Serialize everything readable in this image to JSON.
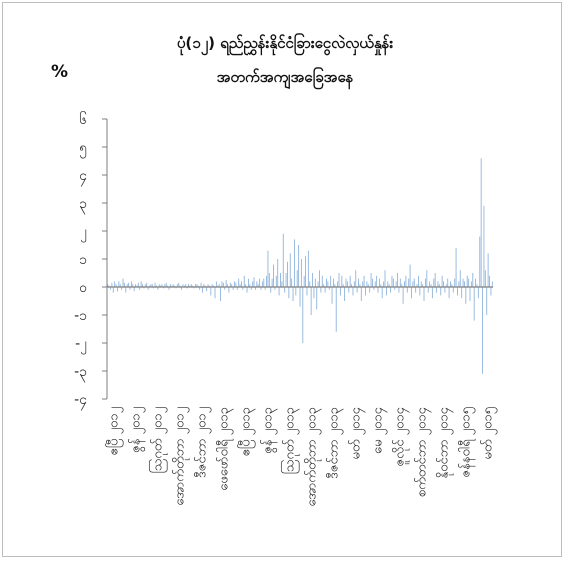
{
  "chart_data": {
    "type": "bar",
    "title_line1": "ပုံ(၁၂) ရည်ညွှန်းနိုင်ငံခြားငွေလဲလှယ်နှုန်း",
    "title_line2": "အတက်အကျအခြေအနေ",
    "unit_label": "%",
    "ylim": [
      -4,
      6
    ],
    "yticks": [
      {
        "value": 6,
        "label": "၆"
      },
      {
        "value": 5,
        "label": "၅"
      },
      {
        "value": 4,
        "label": "၄"
      },
      {
        "value": 3,
        "label": "၃"
      },
      {
        "value": 2,
        "label": "၂"
      },
      {
        "value": 1,
        "label": "၁"
      },
      {
        "value": 0,
        "label": "၀"
      },
      {
        "value": -1,
        "label": "-၁"
      },
      {
        "value": -2,
        "label": "-၂"
      },
      {
        "value": -3,
        "label": "-၃"
      },
      {
        "value": -4,
        "label": "-၄"
      }
    ],
    "xtick_labels": [
      "ဧပြီ ၂၀၁၂",
      "ဇွန် ၂၀၁၂",
      "သြဂုတ် ၂၀၁၂",
      "အောက်တိုဘာ ၂၀၁၂",
      "ဒီဇင်ဘာ ၂၀၁၂",
      "ဖေဖော်ဝါရီ ၂၀၁၃",
      "ဧပြီ ၂၀၁၃",
      "ဇွန် ၂၀၁၃",
      "သြဂုတ် ၂၀၁၃",
      "အောက်တိုဘာ ၂၀၁၃",
      "ဒီဇင်ဘာ ၂၀၁၃",
      "မတ် ၂၀၁၄",
      "မေ ၂၀၁၄",
      "ဇူလိုင် ၂၀၁၄",
      "စက်တင်ဘာ ၂၀၁၄",
      "နိုဝင်ဘာ ၂၀၁၄",
      "ဇန်နဝါရီ ၂၀၁၅",
      "မတ် ၂၀၁၅"
    ],
    "bar_color": "#8fb4dc",
    "axis_color": "#7f7f7f",
    "series": [
      {
        "values": [
          0.1,
          0.05,
          -0.1,
          0.15,
          -0.2,
          0.2,
          0.1,
          -0.15,
          0.2,
          0.1,
          -0.1,
          0.3,
          0.15,
          -0.2,
          0.1,
          0.15,
          -0.1,
          0.2,
          0.1,
          -0.15,
          0.1,
          0.05,
          0.15,
          -0.1,
          0.2,
          0.1,
          -0.05,
          0.1,
          0.15,
          -0.1,
          0.05,
          0.1,
          0.1,
          -0.05,
          0.15,
          0.05,
          -0.1,
          0.1,
          0.05,
          0.1,
          -0.05,
          0.1,
          0.15,
          0.05,
          -0.1,
          0.1,
          0.05,
          0.1,
          0.05,
          -0.05,
          0.1,
          0.15,
          0.05,
          -0.1,
          0.1,
          0.05,
          0.1,
          -0.05,
          0.1,
          0.05,
          0.1,
          0.05,
          -0.05,
          0.1,
          0.1,
          0.05,
          -0.1,
          0.15,
          -0.2,
          0.1,
          0.05,
          -0.15,
          0.1,
          0.05,
          -0.3,
          0.1,
          0.05,
          -0.4,
          0.2,
          0.05,
          0.1,
          -0.5,
          0.2,
          0.15,
          -0.1,
          0.25,
          0.1,
          -0.2,
          0.15,
          0.1,
          -0.1,
          0.2,
          0.15,
          -0.1,
          0.3,
          0.1,
          0.2,
          -0.1,
          0.4,
          0.1,
          -0.2,
          0.3,
          0.1,
          -0.1,
          0.2,
          0.35,
          -0.1,
          0.2,
          0.1,
          0.3,
          -0.1,
          0.2,
          0.3,
          -0.1,
          0.4,
          1.3,
          0.5,
          -0.2,
          0.3,
          0.8,
          -0.1,
          0.4,
          1.0,
          -0.3,
          0.5,
          0.2,
          1.9,
          -0.2,
          0.5,
          0.9,
          -0.4,
          1.2,
          0.3,
          -0.5,
          1.7,
          -0.3,
          0.6,
          1.5,
          -0.7,
          1.0,
          -2.0,
          0.4,
          1.1,
          -0.3,
          1.3,
          0.2,
          -1.0,
          0.5,
          -0.4,
          0.3,
          -0.8,
          0.2,
          0.6,
          -0.2,
          0.4,
          0.1,
          -0.2,
          0.3,
          0.2,
          -0.1,
          0.4,
          -0.6,
          0.3,
          0.1,
          -1.6,
          0.2,
          0.5,
          -0.3,
          0.4,
          0.1,
          -0.5,
          0.3,
          0.2,
          -0.2,
          0.4,
          0.1,
          -0.3,
          0.2,
          0.6,
          -0.2,
          0.3,
          0.1,
          -0.5,
          0.2,
          0.4,
          -0.3,
          0.2,
          0.1,
          -0.2,
          0.5,
          0.3,
          -0.1,
          0.2,
          0.4,
          -0.2,
          0.3,
          0.1,
          -0.4,
          0.2,
          0.6,
          -0.3,
          0.2,
          0.1,
          -0.2,
          0.4,
          0.3,
          -0.1,
          0.2,
          0.5,
          -0.2,
          0.3,
          0.1,
          -0.6,
          0.2,
          0.4,
          -0.2,
          0.3,
          0.8,
          -0.4,
          0.2,
          0.3,
          -0.2,
          0.1,
          0.4,
          -0.3,
          0.2,
          0.1,
          -0.5,
          0.3,
          0.6,
          -0.2,
          0.2,
          0.1,
          -0.4,
          0.3,
          0.5,
          -0.2,
          0.2,
          0.1,
          -0.3,
          0.4,
          0.2,
          -0.2,
          0.1,
          0.3,
          -0.4,
          0.2,
          0.1,
          -0.2,
          0.3,
          1.4,
          -0.3,
          0.2,
          0.6,
          -0.4,
          0.3,
          0.2,
          -0.6,
          0.4,
          0.3,
          -0.5,
          0.2,
          0.5,
          -1.2,
          0.3,
          0.1,
          -0.4,
          1.8,
          4.6,
          -3.1,
          2.9,
          0.6,
          -1.0,
          1.2,
          0.4,
          -0.3,
          0.2
        ]
      }
    ]
  }
}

---

#### GIVEN REQUEST:
Every record must be copied exactly, with images dropped from the result.

#### RESULT OF THIS EXERCISE:
Serialize everything readable in this image to JSON.
{
  "chart_data": {
    "type": "bar",
    "title_line1": "ပုံ(၁၂) ရည်ညွှန်းနိုင်ငံခြားငွေလဲလှယ်နှုန်း",
    "title_line2": "အတက်အကျအခြေအနေ",
    "unit_label": "%",
    "ylim": [
      -4,
      6
    ],
    "yticks": [
      {
        "value": 6,
        "label": "၆"
      },
      {
        "value": 5,
        "label": "၅"
      },
      {
        "value": 4,
        "label": "၄"
      },
      {
        "value": 3,
        "label": "၃"
      },
      {
        "value": 2,
        "label": "၂"
      },
      {
        "value": 1,
        "label": "၁"
      },
      {
        "value": 0,
        "label": "၀"
      },
      {
        "value": -1,
        "label": "-၁"
      },
      {
        "value": -2,
        "label": "-၂"
      },
      {
        "value": -3,
        "label": "-၃"
      },
      {
        "value": -4,
        "label": "-၄"
      }
    ],
    "xtick_labels": [
      "ဧပြီ ၂၀၁၂",
      "ဇွန် ၂၀၁၂",
      "သြဂုတ် ၂၀၁၂",
      "အောက်တိုဘာ ၂၀၁၂",
      "ဒီဇင်ဘာ ၂၀၁၂",
      "ဖေဖော်ဝါရီ ၂၀၁၃",
      "ဧပြီ ၂၀၁၃",
      "ဇွန် ၂၀၁၃",
      "သြဂုတ် ၂၀၁၃",
      "အောက်တိုဘာ ၂၀၁၃",
      "ဒီဇင်ဘာ ၂၀၁၃",
      "မတ် ၂၀၁၄",
      "မေ ၂၀၁၄",
      "ဇူလိုင် ၂၀၁၄",
      "စက်တင်ဘာ ၂၀၁၄",
      "နိုဝင်ဘာ ၂၀၁၄",
      "ဇန်နဝါရီ ၂၀၁၅",
      "မတ် ၂၀၁၅"
    ],
    "bar_color": "#8fb4dc",
    "axis_color": "#7f7f7f",
    "series": [
      {
        "values": [
          0.1,
          0.05,
          -0.1,
          0.15,
          -0.2,
          0.2,
          0.1,
          -0.15,
          0.2,
          0.1,
          -0.1,
          0.3,
          0.15,
          -0.2,
          0.1,
          0.15,
          -0.1,
          0.2,
          0.1,
          -0.15,
          0.1,
          0.05,
          0.15,
          -0.1,
          0.2,
          0.1,
          -0.05,
          0.1,
          0.15,
          -0.1,
          0.05,
          0.1,
          0.1,
          -0.05,
          0.15,
          0.05,
          -0.1,
          0.1,
          0.05,
          0.1,
          -0.05,
          0.1,
          0.15,
          0.05,
          -0.1,
          0.1,
          0.05,
          0.1,
          0.05,
          -0.05,
          0.1,
          0.15,
          0.05,
          -0.1,
          0.1,
          0.05,
          0.1,
          -0.05,
          0.1,
          0.05,
          0.1,
          0.05,
          -0.05,
          0.1,
          0.1,
          0.05,
          -0.1,
          0.15,
          -0.2,
          0.1,
          0.05,
          -0.15,
          0.1,
          0.05,
          -0.3,
          0.1,
          0.05,
          -0.4,
          0.2,
          0.05,
          0.1,
          -0.5,
          0.2,
          0.15,
          -0.1,
          0.25,
          0.1,
          -0.2,
          0.15,
          0.1,
          -0.1,
          0.2,
          0.15,
          -0.1,
          0.3,
          0.1,
          0.2,
          -0.1,
          0.4,
          0.1,
          -0.2,
          0.3,
          0.1,
          -0.1,
          0.2,
          0.35,
          -0.1,
          0.2,
          0.1,
          0.3,
          -0.1,
          0.2,
          0.3,
          -0.1,
          0.4,
          1.3,
          0.5,
          -0.2,
          0.3,
          0.8,
          -0.1,
          0.4,
          1.0,
          -0.3,
          0.5,
          0.2,
          1.9,
          -0.2,
          0.5,
          0.9,
          -0.4,
          1.2,
          0.3,
          -0.5,
          1.7,
          -0.3,
          0.6,
          1.5,
          -0.7,
          1.0,
          -2.0,
          0.4,
          1.1,
          -0.3,
          1.3,
          0.2,
          -1.0,
          0.5,
          -0.4,
          0.3,
          -0.8,
          0.2,
          0.6,
          -0.2,
          0.4,
          0.1,
          -0.2,
          0.3,
          0.2,
          -0.1,
          0.4,
          -0.6,
          0.3,
          0.1,
          -1.6,
          0.2,
          0.5,
          -0.3,
          0.4,
          0.1,
          -0.5,
          0.3,
          0.2,
          -0.2,
          0.4,
          0.1,
          -0.3,
          0.2,
          0.6,
          -0.2,
          0.3,
          0.1,
          -0.5,
          0.2,
          0.4,
          -0.3,
          0.2,
          0.1,
          -0.2,
          0.5,
          0.3,
          -0.1,
          0.2,
          0.4,
          -0.2,
          0.3,
          0.1,
          -0.4,
          0.2,
          0.6,
          -0.3,
          0.2,
          0.1,
          -0.2,
          0.4,
          0.3,
          -0.1,
          0.2,
          0.5,
          -0.2,
          0.3,
          0.1,
          -0.6,
          0.2,
          0.4,
          -0.2,
          0.3,
          0.8,
          -0.4,
          0.2,
          0.3,
          -0.2,
          0.1,
          0.4,
          -0.3,
          0.2,
          0.1,
          -0.5,
          0.3,
          0.6,
          -0.2,
          0.2,
          0.1,
          -0.4,
          0.3,
          0.5,
          -0.2,
          0.2,
          0.1,
          -0.3,
          0.4,
          0.2,
          -0.2,
          0.1,
          0.3,
          -0.4,
          0.2,
          0.1,
          -0.2,
          0.3,
          1.4,
          -0.3,
          0.2,
          0.6,
          -0.4,
          0.3,
          0.2,
          -0.6,
          0.4,
          0.3,
          -0.5,
          0.2,
          0.5,
          -1.2,
          0.3,
          0.1,
          -0.4,
          1.8,
          4.6,
          -3.1,
          2.9,
          0.6,
          -1.0,
          1.2,
          0.4,
          -0.3,
          0.2
        ]
      }
    ]
  }
}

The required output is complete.